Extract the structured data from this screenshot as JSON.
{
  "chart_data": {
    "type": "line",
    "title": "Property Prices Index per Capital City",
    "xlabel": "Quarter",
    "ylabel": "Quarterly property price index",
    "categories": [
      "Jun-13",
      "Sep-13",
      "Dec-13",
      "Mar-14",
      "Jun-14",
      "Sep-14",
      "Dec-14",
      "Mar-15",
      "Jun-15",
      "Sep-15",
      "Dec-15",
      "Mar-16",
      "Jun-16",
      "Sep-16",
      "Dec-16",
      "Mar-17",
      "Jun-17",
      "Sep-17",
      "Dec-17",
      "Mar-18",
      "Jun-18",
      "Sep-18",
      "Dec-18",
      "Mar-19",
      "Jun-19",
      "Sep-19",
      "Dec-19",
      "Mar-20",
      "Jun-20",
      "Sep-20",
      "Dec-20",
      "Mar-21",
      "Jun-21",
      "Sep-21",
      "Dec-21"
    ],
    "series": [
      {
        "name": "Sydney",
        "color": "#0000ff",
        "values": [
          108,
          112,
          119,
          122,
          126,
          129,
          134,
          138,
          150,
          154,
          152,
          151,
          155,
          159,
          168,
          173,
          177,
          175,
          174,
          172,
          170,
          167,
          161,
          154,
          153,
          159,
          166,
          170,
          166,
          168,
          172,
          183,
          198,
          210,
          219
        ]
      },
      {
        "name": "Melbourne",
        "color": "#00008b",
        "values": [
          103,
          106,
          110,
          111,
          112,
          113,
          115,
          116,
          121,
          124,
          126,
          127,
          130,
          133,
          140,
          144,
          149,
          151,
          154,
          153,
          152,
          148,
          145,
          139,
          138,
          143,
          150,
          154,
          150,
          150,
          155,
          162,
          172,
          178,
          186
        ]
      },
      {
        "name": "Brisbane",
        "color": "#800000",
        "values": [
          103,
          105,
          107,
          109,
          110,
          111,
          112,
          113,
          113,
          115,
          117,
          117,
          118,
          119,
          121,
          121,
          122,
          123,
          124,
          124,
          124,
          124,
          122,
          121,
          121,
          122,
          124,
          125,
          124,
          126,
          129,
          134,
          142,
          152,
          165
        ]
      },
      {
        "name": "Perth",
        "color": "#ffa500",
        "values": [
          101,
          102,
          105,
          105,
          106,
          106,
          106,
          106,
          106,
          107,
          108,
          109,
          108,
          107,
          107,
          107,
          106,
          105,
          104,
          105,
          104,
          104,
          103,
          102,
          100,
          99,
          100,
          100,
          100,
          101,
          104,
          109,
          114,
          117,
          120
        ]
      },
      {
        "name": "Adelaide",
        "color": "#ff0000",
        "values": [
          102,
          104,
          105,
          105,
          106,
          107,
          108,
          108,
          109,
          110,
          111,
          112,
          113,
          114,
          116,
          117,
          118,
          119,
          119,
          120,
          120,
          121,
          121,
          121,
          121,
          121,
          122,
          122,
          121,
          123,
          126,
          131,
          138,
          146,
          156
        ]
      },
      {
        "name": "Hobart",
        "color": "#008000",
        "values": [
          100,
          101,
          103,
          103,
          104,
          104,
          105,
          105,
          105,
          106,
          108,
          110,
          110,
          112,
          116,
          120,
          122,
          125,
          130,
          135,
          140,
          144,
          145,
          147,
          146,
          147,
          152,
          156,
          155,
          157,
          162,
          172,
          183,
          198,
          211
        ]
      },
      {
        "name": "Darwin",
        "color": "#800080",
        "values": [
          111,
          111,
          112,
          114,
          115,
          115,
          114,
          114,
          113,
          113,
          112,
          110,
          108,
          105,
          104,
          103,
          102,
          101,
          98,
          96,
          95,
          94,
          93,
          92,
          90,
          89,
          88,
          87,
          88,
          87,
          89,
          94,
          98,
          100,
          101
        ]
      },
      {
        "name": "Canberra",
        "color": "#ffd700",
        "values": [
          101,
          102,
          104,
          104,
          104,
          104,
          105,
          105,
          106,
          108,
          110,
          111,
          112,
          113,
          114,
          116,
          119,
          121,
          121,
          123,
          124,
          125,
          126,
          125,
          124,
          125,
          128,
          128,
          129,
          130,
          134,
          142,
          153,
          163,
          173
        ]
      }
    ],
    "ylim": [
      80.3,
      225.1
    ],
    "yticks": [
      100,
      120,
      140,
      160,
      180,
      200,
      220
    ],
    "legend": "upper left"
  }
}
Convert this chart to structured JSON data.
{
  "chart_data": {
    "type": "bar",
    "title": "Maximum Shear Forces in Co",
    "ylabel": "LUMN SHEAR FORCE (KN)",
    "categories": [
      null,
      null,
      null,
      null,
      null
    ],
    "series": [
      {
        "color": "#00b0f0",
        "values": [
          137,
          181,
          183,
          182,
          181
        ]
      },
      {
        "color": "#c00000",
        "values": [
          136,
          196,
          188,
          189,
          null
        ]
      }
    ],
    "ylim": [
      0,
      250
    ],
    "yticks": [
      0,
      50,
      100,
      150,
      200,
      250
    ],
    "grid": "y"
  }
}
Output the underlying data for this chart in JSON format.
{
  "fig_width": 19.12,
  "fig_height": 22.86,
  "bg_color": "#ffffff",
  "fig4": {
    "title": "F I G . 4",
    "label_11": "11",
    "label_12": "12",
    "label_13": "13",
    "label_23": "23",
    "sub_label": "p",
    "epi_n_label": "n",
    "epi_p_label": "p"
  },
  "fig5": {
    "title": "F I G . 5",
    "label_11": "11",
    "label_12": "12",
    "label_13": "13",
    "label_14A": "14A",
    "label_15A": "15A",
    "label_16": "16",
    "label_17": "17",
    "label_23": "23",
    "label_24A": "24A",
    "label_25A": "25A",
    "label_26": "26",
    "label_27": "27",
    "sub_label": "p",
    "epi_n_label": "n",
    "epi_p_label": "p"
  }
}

****************

▸ Required work: Every line of the data above should be copied exactly.

▸ Reply to the exercise:
Extract the structured data from this screenshot as JSON.
{
  "chart_data": {
    "type": "line",
    "title": "Property Prices Index per Capital City",
    "xlabel": "Quarter",
    "ylabel": "Quarterly property price index",
    "categories": [
      "Jun-13",
      "Sep-13",
      "Dec-13",
      "Mar-14",
      "Jun-14",
      "Sep-14",
      "Dec-14",
      "Mar-15",
      "Jun-15",
      "Sep-15",
      "Dec-15",
      "Mar-16",
      "Jun-16",
      "Sep-16",
      "Dec-16",
      "Mar-17",
      "Jun-17",
      "Sep-17",
      "Dec-17",
      "Mar-18",
      "Jun-18",
      "Sep-18",
      "Dec-18",
      "Mar-19",
      "Jun-19",
      "Sep-19",
      "Dec-19",
      "Mar-20",
      "Jun-20",
      "Sep-20",
      "Dec-20",
      "Mar-21",
      "Jun-21",
      "Sep-21",
      "Dec-21"
    ],
    "series": [
      {
        "name": "Sydney",
        "color": "#0000ff",
        "values": [
          108,
          112,
          119,
          122,
          126,
          129,
          134,
          138,
          150,
          154,
          152,
          151,
          155,
          159,
          168,
          173,
          177,
          175,
          174,
          172,
          170,
          167,
          161,
          154,
          153,
          159,
          166,
          170,
          166,
          168,
          172,
          183,
          198,
          210,
          219
        ]
      },
      {
        "name": "Melbourne",
        "color": "#00008b",
        "values": [
          103,
          106,
          110,
          111,
          112,
          113,
          115,
          116,
          121,
          124,
          126,
          127,
          130,
          133,
          140,
          144,
          149,
          151,
          154,
          153,
          152,
          148,
          145,
          139,
          138,
          143,
          150,
          154,
          150,
          150,
          155,
          162,
          172,
          178,
          186
        ]
      },
      {
        "name": "Brisbane",
        "color": "#800000",
        "values": [
          103,
          105,
          107,
          109,
          110,
          111,
          112,
          113,
          113,
          115,
          117,
          117,
          118,
          119,
          121,
          121,
          122,
          123,
          124,
          124,
          124,
          124,
          122,
          121,
          121,
          122,
          124,
          125,
          124,
          126,
          129,
          134,
          142,
          152,
          165
        ]
      },
      {
        "name": "Perth",
        "color": "#ffa500",
        "values": [
          101,
          102,
          105,
          105,
          106,
          106,
          106,
          106,
          106,
          107,
          108,
          109,
          108,
          107,
          107,
          107,
          106,
          105,
          104,
          105,
          104,
          104,
          103,
          102,
          100,
          99,
          100,
          100,
          100,
          101,
          104,
          109,
          114,
          117,
          120
        ]
      },
      {
        "name": "Adelaide",
        "color": "#ff0000",
        "values": [
          102,
          104,
          105,
          105,
          106,
          107,
          108,
          108,
          109,
          110,
          111,
          112,
          113,
          114,
          116,
          117,
          118,
          119,
          119,
          120,
          120,
          121,
          121,
          121,
          121,
          121,
          122,
          122,
          121,
          123,
          126,
          131,
          138,
          146,
          156
        ]
      },
      {
        "name": "Hobart",
        "color": "#008000",
        "values": [
          100,
          101,
          103,
          103,
          104,
          104,
          105,
          105,
          105,
          106,
          108,
          110,
          110,
          112,
          116,
          120,
          122,
          125,
          130,
          135,
          140,
          144,
          145,
          147,
          146,
          147,
          152,
          156,
          155,
          157,
          162,
          172,
          183,
          198,
          211
        ]
      },
      {
        "name": "Darwin",
        "color": "#800080",
        "values": [
          111,
          111,
          112,
          114,
          115,
          115,
          114,
          114,
          113,
          113,
          112,
          110,
          108,
          105,
          104,
          103,
          102,
          101,
          98,
          96,
          95,
          94,
          93,
          92,
          90,
          89,
          88,
          87,
          88,
          87,
          89,
          94,
          98,
          100,
          101
        ]
      },
      {
        "name": "Canberra",
        "color": "#ffd700",
        "values": [
          101,
          102,
          104,
          104,
          104,
          104,
          105,
          105,
          106,
          108,
          110,
          111,
          112,
          113,
          114,
          116,
          119,
          121,
          121,
          123,
          124,
          125,
          126,
          125,
          124,
          125,
          128,
          128,
          129,
          130,
          134,
          142,
          153,
          163,
          173
        ]
      }
    ],
    "ylim": [
      80.3,
      225.1
    ],
    "yticks": [
      100,
      120,
      140,
      160,
      180,
      200,
      220
    ],
    "legend": "upper left"
  }
}
Convert this chart to structured JSON data.
{
  "chart_data": {
    "type": "bar",
    "title": "Maximum Shear Forces in Co",
    "ylabel": "LUMN SHEAR FORCE (KN)",
    "categories": [
      null,
      null,
      null,
      null,
      null
    ],
    "series": [
      {
        "color": "#00b0f0",
        "values": [
          137,
          181,
          183,
          182,
          181
        ]
      },
      {
        "color": "#c00000",
        "values": [
          136,
          196,
          188,
          189,
          null
        ]
      }
    ],
    "ylim": [
      0,
      250
    ],
    "yticks": [
      0,
      50,
      100,
      150,
      200,
      250
    ],
    "grid": "y"
  }
}
Output the underlying data for this chart in JSON format.
{
  "fig_width": 19.12,
  "fig_height": 22.86,
  "bg_color": "#ffffff",
  "fig4": {
    "title": "F I G . 4",
    "label_11": "11",
    "label_12": "12",
    "label_13": "13",
    "label_23": "23",
    "sub_label": "p",
    "epi_n_label": "n",
    "epi_p_label": "p"
  },
  "fig5": {
    "title": "F I G . 5",
    "label_11": "11",
    "label_12": "12",
    "label_13": "13",
    "label_14A": "14A",
    "label_15A": "15A",
    "label_16": "16",
    "label_17": "17",
    "label_23": "23",
    "label_24A": "24A",
    "label_25A": "25A",
    "label_26": "26",
    "label_27": "27",
    "sub_label": "p",
    "epi_n_label": "n",
    "epi_p_label": "p"
  }
}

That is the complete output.